#### PROVIDED RECORDS
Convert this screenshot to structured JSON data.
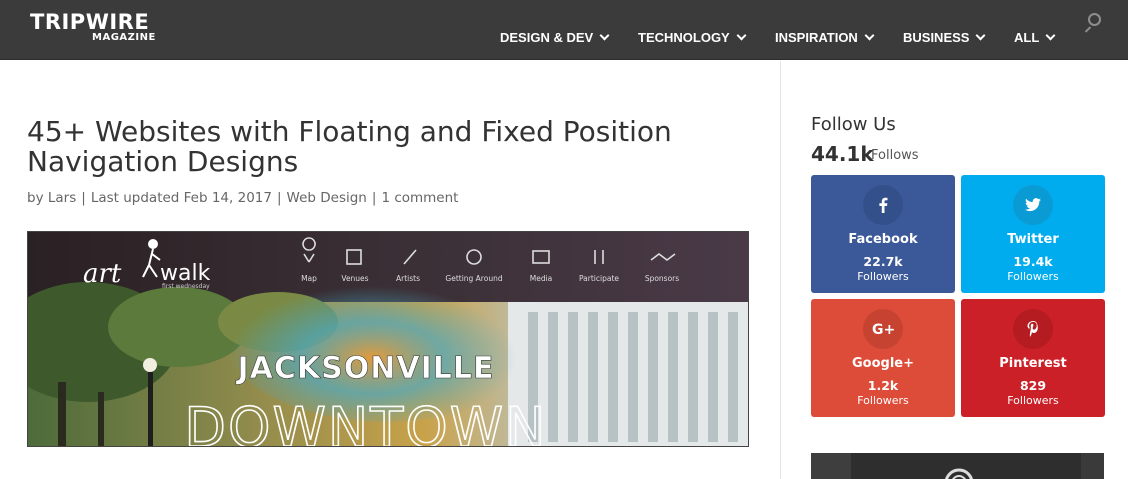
{
  "header": {
    "logo_top": "TRIPWIRE",
    "logo_bottom": "MAGAZINE",
    "nav": [
      {
        "label": "DESIGN & DEV"
      },
      {
        "label": "TECHNOLOGY"
      },
      {
        "label": "INSPIRATION"
      },
      {
        "label": "BUSINESS"
      },
      {
        "label": "ALL"
      }
    ],
    "search_icon": "search-icon"
  },
  "article": {
    "title": "45+ Websites with Floating and Fixed Position Navigation Designs",
    "meta": {
      "by": "by",
      "author": "Lars",
      "updated": "Last updated Feb 14, 2017",
      "category": "Web Design",
      "comments": "1 comment"
    },
    "hero": {
      "logo_text_art": "art",
      "logo_text_walk": "walk",
      "logo_sub": "first wednesday",
      "menu": [
        "Map",
        "Venues",
        "Artists",
        "Getting Around",
        "Media",
        "Participate",
        "Sponsors"
      ],
      "headline_1": "JACKSONVILLE",
      "headline_2": "DOWNTOWN"
    }
  },
  "sidebar": {
    "follow_title": "Follow Us",
    "follow_count": "44.1k",
    "follow_label": "Follows",
    "social": [
      {
        "name": "Facebook",
        "count": "22.7k",
        "label": "Followers",
        "color": "#3b5998",
        "circle": "#34508a",
        "icon": "facebook-icon"
      },
      {
        "name": "Twitter",
        "count": "19.4k",
        "label": "Followers",
        "color": "#00aced",
        "circle": "#0a9bd4",
        "icon": "twitter-icon"
      },
      {
        "name": "Google+",
        "count": "1.2k",
        "label": "Followers",
        "color": "#dd4b39",
        "circle": "#c64332",
        "icon": "google-plus-icon"
      },
      {
        "name": "Pinterest",
        "count": "829",
        "label": "Followers",
        "color": "#cb2027",
        "circle": "#b41c22",
        "icon": "pinterest-icon"
      }
    ]
  }
}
########
▶ _WHAT THE EXERCISE ASKS_
Make an exact copy of the listing above. Do not include the pictures.

▶ _ANSWER TO THE PROBLEM_
Convert this screenshot to structured JSON data.
{
  "header": {
    "logo_top": "TRIPWIRE",
    "logo_bottom": "MAGAZINE",
    "nav": [
      {
        "label": "DESIGN & DEV"
      },
      {
        "label": "TECHNOLOGY"
      },
      {
        "label": "INSPIRATION"
      },
      {
        "label": "BUSINESS"
      },
      {
        "label": "ALL"
      }
    ],
    "search_icon": "search-icon"
  },
  "article": {
    "title": "45+ Websites with Floating and Fixed Position Navigation Designs",
    "meta": {
      "by": "by",
      "author": "Lars",
      "updated": "Last updated Feb 14, 2017",
      "category": "Web Design",
      "comments": "1 comment"
    },
    "hero": {
      "logo_text_art": "art",
      "logo_text_walk": "walk",
      "logo_sub": "first wednesday",
      "menu": [
        "Map",
        "Venues",
        "Artists",
        "Getting Around",
        "Media",
        "Participate",
        "Sponsors"
      ],
      "headline_1": "JACKSONVILLE",
      "headline_2": "DOWNTOWN"
    }
  },
  "sidebar": {
    "follow_title": "Follow Us",
    "follow_count": "44.1k",
    "follow_label": "Follows",
    "social": [
      {
        "name": "Facebook",
        "count": "22.7k",
        "label": "Followers",
        "color": "#3b5998",
        "circle": "#34508a",
        "icon": "facebook-icon"
      },
      {
        "name": "Twitter",
        "count": "19.4k",
        "label": "Followers",
        "color": "#00aced",
        "circle": "#0a9bd4",
        "icon": "twitter-icon"
      },
      {
        "name": "Google+",
        "count": "1.2k",
        "label": "Followers",
        "color": "#dd4b39",
        "circle": "#c64332",
        "icon": "google-plus-icon"
      },
      {
        "name": "Pinterest",
        "count": "829",
        "label": "Followers",
        "color": "#cb2027",
        "circle": "#b41c22",
        "icon": "pinterest-icon"
      }
    ]
  }
}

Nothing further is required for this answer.